»»

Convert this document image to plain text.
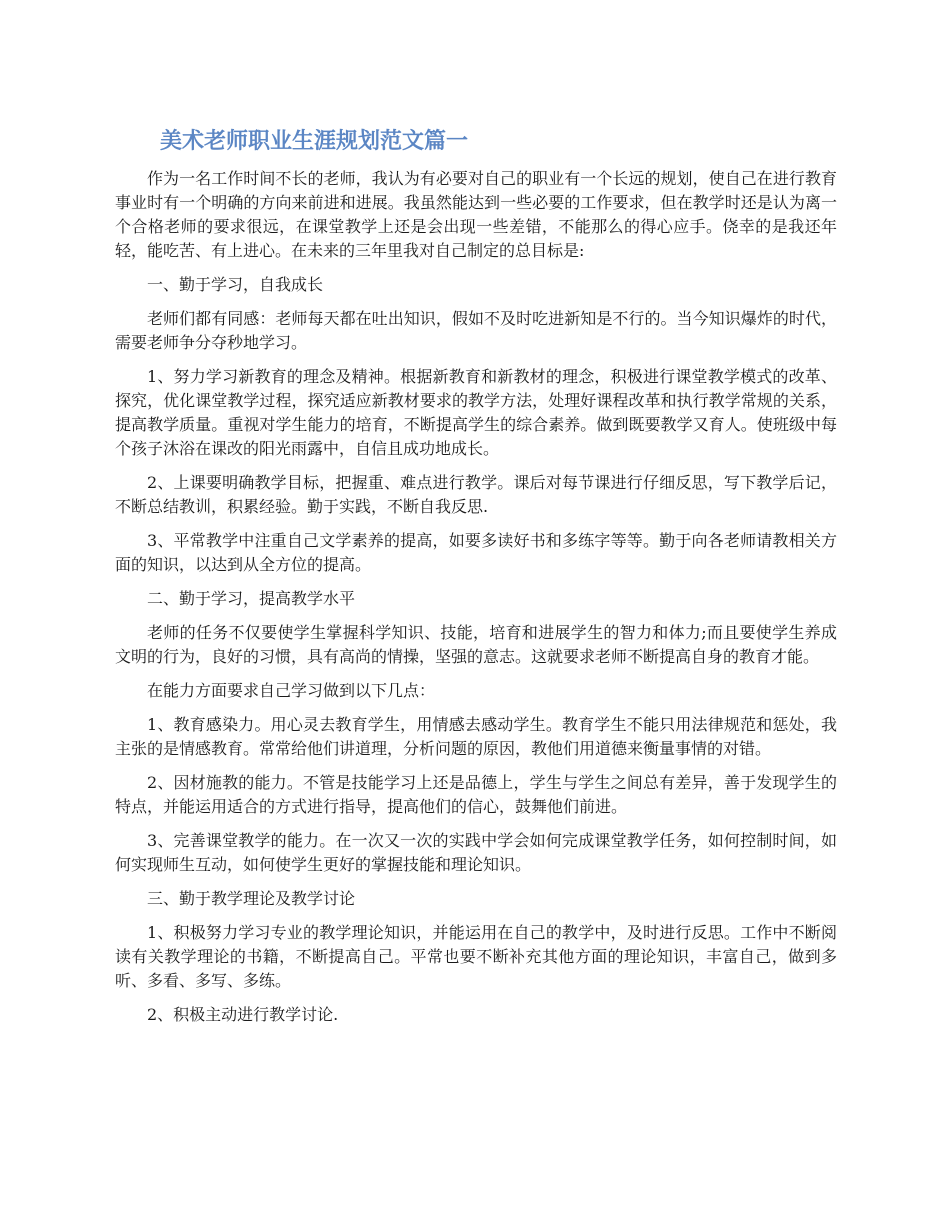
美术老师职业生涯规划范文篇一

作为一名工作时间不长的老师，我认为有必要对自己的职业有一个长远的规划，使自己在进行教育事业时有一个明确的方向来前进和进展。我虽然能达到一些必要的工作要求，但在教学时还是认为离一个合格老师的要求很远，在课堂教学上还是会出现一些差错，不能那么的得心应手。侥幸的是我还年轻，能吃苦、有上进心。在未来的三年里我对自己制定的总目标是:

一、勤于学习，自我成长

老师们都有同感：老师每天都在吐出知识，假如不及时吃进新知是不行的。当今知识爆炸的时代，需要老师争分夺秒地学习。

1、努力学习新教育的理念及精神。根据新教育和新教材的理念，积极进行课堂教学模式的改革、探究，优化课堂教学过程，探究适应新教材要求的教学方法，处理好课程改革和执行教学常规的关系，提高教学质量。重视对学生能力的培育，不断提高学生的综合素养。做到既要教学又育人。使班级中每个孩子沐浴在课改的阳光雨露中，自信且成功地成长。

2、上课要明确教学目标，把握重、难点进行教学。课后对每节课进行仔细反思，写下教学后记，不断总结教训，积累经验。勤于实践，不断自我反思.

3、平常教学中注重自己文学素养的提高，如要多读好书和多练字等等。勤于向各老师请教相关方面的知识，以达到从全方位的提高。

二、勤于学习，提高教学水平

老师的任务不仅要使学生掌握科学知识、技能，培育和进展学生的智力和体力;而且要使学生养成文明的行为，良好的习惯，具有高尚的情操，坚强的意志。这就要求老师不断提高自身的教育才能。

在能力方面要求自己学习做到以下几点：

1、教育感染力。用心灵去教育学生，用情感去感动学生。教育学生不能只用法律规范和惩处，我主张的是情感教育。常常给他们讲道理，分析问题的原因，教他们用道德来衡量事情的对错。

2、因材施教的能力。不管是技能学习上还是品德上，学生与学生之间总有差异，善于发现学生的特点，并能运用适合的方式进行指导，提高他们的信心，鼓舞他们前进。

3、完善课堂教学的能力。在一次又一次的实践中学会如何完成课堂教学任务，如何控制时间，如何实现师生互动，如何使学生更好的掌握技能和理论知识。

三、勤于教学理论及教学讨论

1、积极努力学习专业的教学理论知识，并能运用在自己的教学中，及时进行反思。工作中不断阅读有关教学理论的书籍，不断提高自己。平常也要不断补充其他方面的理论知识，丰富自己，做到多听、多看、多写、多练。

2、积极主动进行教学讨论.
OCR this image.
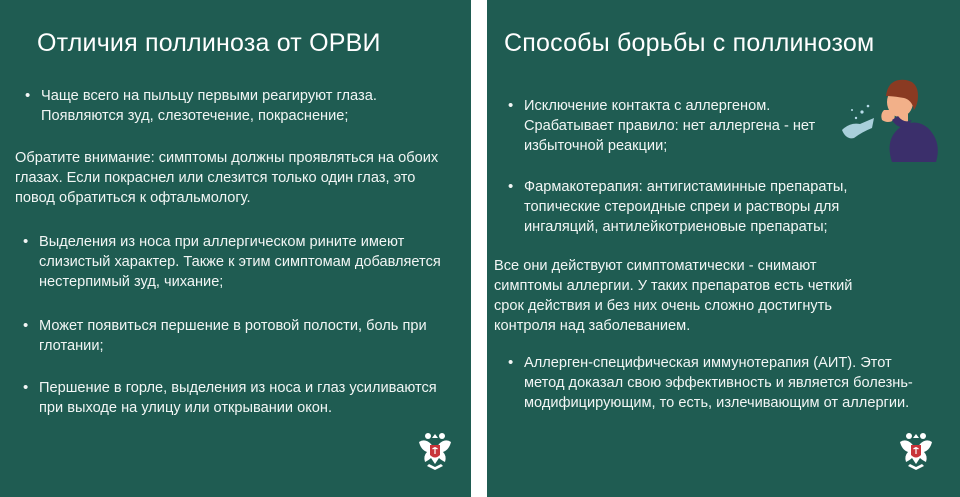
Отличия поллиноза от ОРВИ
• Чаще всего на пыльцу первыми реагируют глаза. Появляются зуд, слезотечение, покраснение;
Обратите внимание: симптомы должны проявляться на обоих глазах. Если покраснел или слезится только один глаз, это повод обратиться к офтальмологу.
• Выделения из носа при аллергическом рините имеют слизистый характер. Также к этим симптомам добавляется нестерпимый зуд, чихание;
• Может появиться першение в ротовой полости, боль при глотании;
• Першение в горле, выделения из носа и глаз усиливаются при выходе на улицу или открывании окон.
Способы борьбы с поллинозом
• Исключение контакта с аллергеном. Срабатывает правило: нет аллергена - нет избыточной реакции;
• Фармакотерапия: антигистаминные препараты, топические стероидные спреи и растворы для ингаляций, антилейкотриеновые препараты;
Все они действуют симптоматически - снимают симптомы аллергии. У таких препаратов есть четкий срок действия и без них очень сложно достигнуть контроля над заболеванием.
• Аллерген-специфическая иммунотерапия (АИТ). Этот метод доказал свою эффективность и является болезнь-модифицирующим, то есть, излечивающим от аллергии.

««

Exercise description - Repeat each entry exactly. Pictures do not belong in the copy.

Exercise answer -
Convert this document image to plain text.
美术老师职业生涯规划范文篇一

作为一名工作时间不长的老师，我认为有必要对自己的职业有一个长远的规划，使自己在进行教育事业时有一个明确的方向来前进和进展。我虽然能达到一些必要的工作要求，但在教学时还是认为离一个合格老师的要求很远，在课堂教学上还是会出现一些差错，不能那么的得心应手。侥幸的是我还年轻，能吃苦、有上进心。在未来的三年里我对自己制定的总目标是:

一、勤于学习，自我成长

老师们都有同感：老师每天都在吐出知识，假如不及时吃进新知是不行的。当今知识爆炸的时代，需要老师争分夺秒地学习。

1、努力学习新教育的理念及精神。根据新教育和新教材的理念，积极进行课堂教学模式的改革、探究，优化课堂教学过程，探究适应新教材要求的教学方法，处理好课程改革和执行教学常规的关系，提高教学质量。重视对学生能力的培育，不断提高学生的综合素养。做到既要教学又育人。使班级中每个孩子沐浴在课改的阳光雨露中，自信且成功地成长。

2、上课要明确教学目标，把握重、难点进行教学。课后对每节课进行仔细反思，写下教学后记，不断总结教训，积累经验。勤于实践，不断自我反思.

3、平常教学中注重自己文学素养的提高，如要多读好书和多练字等等。勤于向各老师请教相关方面的知识，以达到从全方位的提高。

二、勤于学习，提高教学水平

老师的任务不仅要使学生掌握科学知识、技能，培育和进展学生的智力和体力;而且要使学生养成文明的行为，良好的习惯，具有高尚的情操，坚强的意志。这就要求老师不断提高自身的教育才能。

在能力方面要求自己学习做到以下几点：

1、教育感染力。用心灵去教育学生，用情感去感动学生。教育学生不能只用法律规范和惩处，我主张的是情感教育。常常给他们讲道理，分析问题的原因，教他们用道德来衡量事情的对错。

2、因材施教的能力。不管是技能学习上还是品德上，学生与学生之间总有差异，善于发现学生的特点，并能运用适合的方式进行指导，提高他们的信心，鼓舞他们前进。

3、完善课堂教学的能力。在一次又一次的实践中学会如何完成课堂教学任务，如何控制时间，如何实现师生互动，如何使学生更好的掌握技能和理论知识。

三、勤于教学理论及教学讨论

1、积极努力学习专业的教学理论知识，并能运用在自己的教学中，及时进行反思。工作中不断阅读有关教学理论的书籍，不断提高自己。平常也要不断补充其他方面的理论知识，丰富自己，做到多听、多看、多写、多练。

2、积极主动进行教学讨论.
OCR this image.
Отличия поллиноза от ОРВИ
• Чаще всего на пыльцу первыми реагируют глаза. Появляются зуд, слезотечение, покраснение;
Обратите внимание: симптомы должны проявляться на обоих глазах. Если покраснел или слезится только один глаз, это повод обратиться к офтальмологу.
• Выделения из носа при аллергическом рините имеют слизистый характер. Также к этим симптомам добавляется нестерпимый зуд, чихание;
• Может появиться першение в ротовой полости, боль при глотании;
• Першение в горле, выделения из носа и глаз усиливаются при выходе на улицу или открывании окон.
Способы борьбы с поллинозом
• Исключение контакта с аллергеном. Срабатывает правило: нет аллергена - нет избыточной реакции;
• Фармакотерапия: антигистаминные препараты, топические стероидные спреи и растворы для ингаляций, антилейкотриеновые препараты;
Все они действуют симптоматически - снимают симптомы аллергии. У таких препаратов есть четкий срок действия и без них очень сложно достигнуть контроля над заболеванием.
• Аллерген-специфическая иммунотерапия (АИТ). Этот метод доказал свою эффективность и является болезнь-модифицирующим, то есть, излечивающим от аллергии.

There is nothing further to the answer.